**Input**:
###

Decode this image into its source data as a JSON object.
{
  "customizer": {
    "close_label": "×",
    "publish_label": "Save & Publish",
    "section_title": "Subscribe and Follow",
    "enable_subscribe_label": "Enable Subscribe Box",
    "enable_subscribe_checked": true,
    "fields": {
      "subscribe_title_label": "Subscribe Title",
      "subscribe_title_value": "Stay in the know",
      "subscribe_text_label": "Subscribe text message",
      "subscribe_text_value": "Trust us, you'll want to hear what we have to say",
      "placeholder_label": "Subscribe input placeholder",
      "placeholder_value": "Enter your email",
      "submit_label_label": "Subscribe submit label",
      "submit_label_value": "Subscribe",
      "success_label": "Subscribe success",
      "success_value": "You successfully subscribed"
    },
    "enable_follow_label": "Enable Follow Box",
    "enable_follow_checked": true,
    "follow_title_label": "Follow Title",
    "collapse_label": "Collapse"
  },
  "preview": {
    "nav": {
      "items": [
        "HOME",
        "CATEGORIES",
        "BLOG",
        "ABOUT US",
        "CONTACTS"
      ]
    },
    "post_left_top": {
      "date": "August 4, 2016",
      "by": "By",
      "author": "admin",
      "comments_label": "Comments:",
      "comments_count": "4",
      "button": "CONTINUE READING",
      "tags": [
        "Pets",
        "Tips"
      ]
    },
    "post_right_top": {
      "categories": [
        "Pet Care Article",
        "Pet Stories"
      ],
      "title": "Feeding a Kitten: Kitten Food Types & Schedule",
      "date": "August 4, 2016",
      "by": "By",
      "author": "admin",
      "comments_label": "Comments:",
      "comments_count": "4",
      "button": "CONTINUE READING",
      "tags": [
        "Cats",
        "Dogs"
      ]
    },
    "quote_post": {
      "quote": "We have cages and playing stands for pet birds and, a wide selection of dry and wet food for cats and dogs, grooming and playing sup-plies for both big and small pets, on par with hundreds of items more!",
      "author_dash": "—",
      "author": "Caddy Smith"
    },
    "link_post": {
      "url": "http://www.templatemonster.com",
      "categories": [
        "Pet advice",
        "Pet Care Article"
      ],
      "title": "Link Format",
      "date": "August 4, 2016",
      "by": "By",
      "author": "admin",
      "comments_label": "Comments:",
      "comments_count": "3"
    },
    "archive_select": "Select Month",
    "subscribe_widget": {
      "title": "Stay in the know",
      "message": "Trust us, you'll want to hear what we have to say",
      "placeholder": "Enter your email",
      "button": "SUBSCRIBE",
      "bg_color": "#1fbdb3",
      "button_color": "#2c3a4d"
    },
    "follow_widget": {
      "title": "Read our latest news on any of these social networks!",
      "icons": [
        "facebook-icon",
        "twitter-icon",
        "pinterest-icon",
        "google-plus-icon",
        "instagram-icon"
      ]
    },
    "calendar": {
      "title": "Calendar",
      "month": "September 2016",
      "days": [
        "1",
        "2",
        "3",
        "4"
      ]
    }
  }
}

###

**Exercise aim**: Could you reproduce every record above exactly as it appears?

**Result of this task**:
Decode this image into its source data as a JSON object.
{
  "customizer": {
    "close_label": "×",
    "publish_label": "Save & Publish",
    "section_title": "Subscribe and Follow",
    "enable_subscribe_label": "Enable Subscribe Box",
    "enable_subscribe_checked": true,
    "fields": {
      "subscribe_title_label": "Subscribe Title",
      "subscribe_title_value": "Stay in the know",
      "subscribe_text_label": "Subscribe text message",
      "subscribe_text_value": "Trust us, you'll want to hear what we have to say",
      "placeholder_label": "Subscribe input placeholder",
      "placeholder_value": "Enter your email",
      "submit_label_label": "Subscribe submit label",
      "submit_label_value": "Subscribe",
      "success_label": "Subscribe success",
      "success_value": "You successfully subscribed"
    },
    "enable_follow_label": "Enable Follow Box",
    "enable_follow_checked": true,
    "follow_title_label": "Follow Title",
    "collapse_label": "Collapse"
  },
  "preview": {
    "nav": {
      "items": [
        "HOME",
        "CATEGORIES",
        "BLOG",
        "ABOUT US",
        "CONTACTS"
      ]
    },
    "post_left_top": {
      "date": "August 4, 2016",
      "by": "By",
      "author": "admin",
      "comments_label": "Comments:",
      "comments_count": "4",
      "button": "CONTINUE READING",
      "tags": [
        "Pets",
        "Tips"
      ]
    },
    "post_right_top": {
      "categories": [
        "Pet Care Article",
        "Pet Stories"
      ],
      "title": "Feeding a Kitten: Kitten Food Types & Schedule",
      "date": "August 4, 2016",
      "by": "By",
      "author": "admin",
      "comments_label": "Comments:",
      "comments_count": "4",
      "button": "CONTINUE READING",
      "tags": [
        "Cats",
        "Dogs"
      ]
    },
    "quote_post": {
      "quote": "We have cages and playing stands for pet birds and, a wide selection of dry and wet food for cats and dogs, grooming and playing sup-plies for both big and small pets, on par with hundreds of items more!",
      "author_dash": "—",
      "author": "Caddy Smith"
    },
    "link_post": {
      "url": "http://www.templatemonster.com",
      "categories": [
        "Pet advice",
        "Pet Care Article"
      ],
      "title": "Link Format",
      "date": "August 4, 2016",
      "by": "By",
      "author": "admin",
      "comments_label": "Comments:",
      "comments_count": "3"
    },
    "archive_select": "Select Month",
    "subscribe_widget": {
      "title": "Stay in the know",
      "message": "Trust us, you'll want to hear what we have to say",
      "placeholder": "Enter your email",
      "button": "SUBSCRIBE",
      "bg_color": "#1fbdb3",
      "button_color": "#2c3a4d"
    },
    "follow_widget": {
      "title": "Read our latest news on any of these social networks!",
      "icons": [
        "facebook-icon",
        "twitter-icon",
        "pinterest-icon",
        "google-plus-icon",
        "instagram-icon"
      ]
    },
    "calendar": {
      "title": "Calendar",
      "month": "September 2016",
      "days": [
        "1",
        "2",
        "3",
        "4"
      ]
    }
  }
}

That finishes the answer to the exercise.